--- Task description ---
Print the entries below word for word; the pictures stay out of your copy.

--- Materials provided ---

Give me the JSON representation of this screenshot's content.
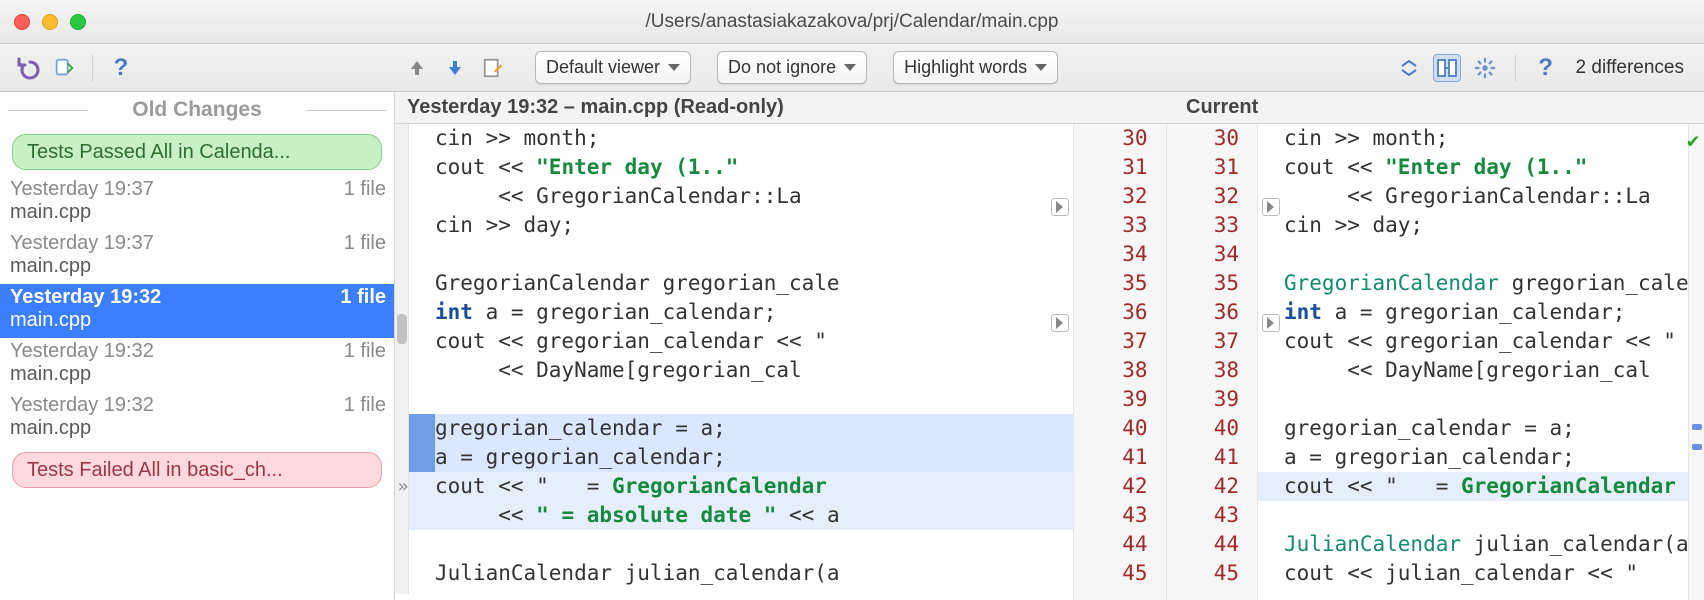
{
  "window": {
    "title": "/Users/anastasiakazakova/prj/Calendar/main.cpp"
  },
  "toolbar": {
    "viewer_dropdown": "Default viewer",
    "ignore_dropdown": "Do not ignore",
    "highlight_dropdown": "Highlight words",
    "diff_count": "2 differences"
  },
  "sidebar": {
    "section_title": "Old Changes",
    "passed_chip": "Tests Passed All in Calenda...",
    "failed_chip": "Tests Failed All in basic_ch...",
    "items": [
      {
        "time": "Yesterday 19:37",
        "files": "1 file",
        "name": "main.cpp",
        "selected": false
      },
      {
        "time": "Yesterday 19:37",
        "files": "1 file",
        "name": "main.cpp",
        "selected": false
      },
      {
        "time": "Yesterday 19:32",
        "files": "1 file",
        "name": "main.cpp",
        "selected": true
      },
      {
        "time": "Yesterday 19:32",
        "files": "1 file",
        "name": "main.cpp",
        "selected": false
      },
      {
        "time": "Yesterday 19:32",
        "files": "1 file",
        "name": "main.cpp",
        "selected": false
      }
    ]
  },
  "panes": {
    "left_title": "Yesterday 19:32 – main.cpp (Read-only)",
    "right_title": "Current"
  },
  "line_numbers": [
    "30",
    "31",
    "32",
    "33",
    "34",
    "35",
    "36",
    "37",
    "38",
    "39",
    "40",
    "41",
    "42",
    "43",
    "44",
    "45"
  ],
  "left_code": [
    {
      "t": "cin >> month;"
    },
    {
      "pre": "cout << ",
      "str": "\"Enter day (1..\""
    },
    {
      "t": "     << GregorianCalendar::La"
    },
    {
      "t": "cin >> day;"
    },
    {
      "t": ""
    },
    {
      "t": "GregorianCalendar gregorian_cale"
    },
    {
      "kwpre": "int",
      "t": " a = gregorian_calendar;"
    },
    {
      "t": "cout << gregorian_calendar << \" "
    },
    {
      "t": "     << DayName[gregorian_cal"
    },
    {
      "t": ""
    },
    {
      "t": "gregorian_calendar = a;",
      "cls": "hl-mod hl-mod-dark"
    },
    {
      "t": "a = gregorian_calendar;",
      "cls": "hl-mod hl-mod-dark"
    },
    {
      "pre": "cout << \"   = ",
      "str": "GregorianCalendar",
      "cls": "hl-del"
    },
    {
      "pre": "     << ",
      "str": "\" = absolute date \"",
      "post": " << a",
      "cls": "hl-del"
    },
    {
      "t": ""
    },
    {
      "t": "JulianCalendar julian_calendar(a"
    }
  ],
  "right_code": [
    {
      "t": "cin >> month;"
    },
    {
      "pre": "cout << ",
      "str": "\"Enter day (1..\""
    },
    {
      "t": "     << GregorianCalendar::La"
    },
    {
      "t": "cin >> day;"
    },
    {
      "t": ""
    },
    {
      "typepre": "GregorianCalendar",
      "t": " gregorian_cale"
    },
    {
      "kwpre": "int",
      "t": " a = gregorian_calendar;"
    },
    {
      "t": "cout << gregorian_calendar << \" "
    },
    {
      "t": "     << DayName[gregorian_cal"
    },
    {
      "t": ""
    },
    {
      "t": "gregorian_calendar = a;"
    },
    {
      "t": "a = gregorian_calendar;"
    },
    {
      "pre": "cout << \"   = ",
      "str": "GregorianCalendar",
      "cls": "hl-del"
    },
    {
      "t": ""
    },
    {
      "typepre": "JulianCalendar",
      "t": " julian_calendar(a"
    },
    {
      "t": "cout << julian_calendar << \" "
    }
  ]
}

--- Solution for this exercise ---
Give me the JSON representation of this screenshot's content.
{
  "window": {
    "title": "/Users/anastasiakazakova/prj/Calendar/main.cpp"
  },
  "toolbar": {
    "viewer_dropdown": "Default viewer",
    "ignore_dropdown": "Do not ignore",
    "highlight_dropdown": "Highlight words",
    "diff_count": "2 differences"
  },
  "sidebar": {
    "section_title": "Old Changes",
    "passed_chip": "Tests Passed All in Calenda...",
    "failed_chip": "Tests Failed All in basic_ch...",
    "items": [
      {
        "time": "Yesterday 19:37",
        "files": "1 file",
        "name": "main.cpp",
        "selected": false
      },
      {
        "time": "Yesterday 19:37",
        "files": "1 file",
        "name": "main.cpp",
        "selected": false
      },
      {
        "time": "Yesterday 19:32",
        "files": "1 file",
        "name": "main.cpp",
        "selected": true
      },
      {
        "time": "Yesterday 19:32",
        "files": "1 file",
        "name": "main.cpp",
        "selected": false
      },
      {
        "time": "Yesterday 19:32",
        "files": "1 file",
        "name": "main.cpp",
        "selected": false
      }
    ]
  },
  "panes": {
    "left_title": "Yesterday 19:32 – main.cpp (Read-only)",
    "right_title": "Current"
  },
  "line_numbers": [
    "30",
    "31",
    "32",
    "33",
    "34",
    "35",
    "36",
    "37",
    "38",
    "39",
    "40",
    "41",
    "42",
    "43",
    "44",
    "45"
  ],
  "left_code": [
    {
      "t": "cin >> month;"
    },
    {
      "pre": "cout << ",
      "str": "\"Enter day (1..\""
    },
    {
      "t": "     << GregorianCalendar::La"
    },
    {
      "t": "cin >> day;"
    },
    {
      "t": ""
    },
    {
      "t": "GregorianCalendar gregorian_cale"
    },
    {
      "kwpre": "int",
      "t": " a = gregorian_calendar;"
    },
    {
      "t": "cout << gregorian_calendar << \" "
    },
    {
      "t": "     << DayName[gregorian_cal"
    },
    {
      "t": ""
    },
    {
      "t": "gregorian_calendar = a;",
      "cls": "hl-mod hl-mod-dark"
    },
    {
      "t": "a = gregorian_calendar;",
      "cls": "hl-mod hl-mod-dark"
    },
    {
      "pre": "cout << \"   = ",
      "str": "GregorianCalendar",
      "cls": "hl-del"
    },
    {
      "pre": "     << ",
      "str": "\" = absolute date \"",
      "post": " << a",
      "cls": "hl-del"
    },
    {
      "t": ""
    },
    {
      "t": "JulianCalendar julian_calendar(a"
    }
  ],
  "right_code": [
    {
      "t": "cin >> month;"
    },
    {
      "pre": "cout << ",
      "str": "\"Enter day (1..\""
    },
    {
      "t": "     << GregorianCalendar::La"
    },
    {
      "t": "cin >> day;"
    },
    {
      "t": ""
    },
    {
      "typepre": "GregorianCalendar",
      "t": " gregorian_cale"
    },
    {
      "kwpre": "int",
      "t": " a = gregorian_calendar;"
    },
    {
      "t": "cout << gregorian_calendar << \" "
    },
    {
      "t": "     << DayName[gregorian_cal"
    },
    {
      "t": ""
    },
    {
      "t": "gregorian_calendar = a;"
    },
    {
      "t": "a = gregorian_calendar;"
    },
    {
      "pre": "cout << \"   = ",
      "str": "GregorianCalendar",
      "cls": "hl-del"
    },
    {
      "t": ""
    },
    {
      "typepre": "JulianCalendar",
      "t": " julian_calendar(a"
    },
    {
      "t": "cout << julian_calendar << \" "
    }
  ]
}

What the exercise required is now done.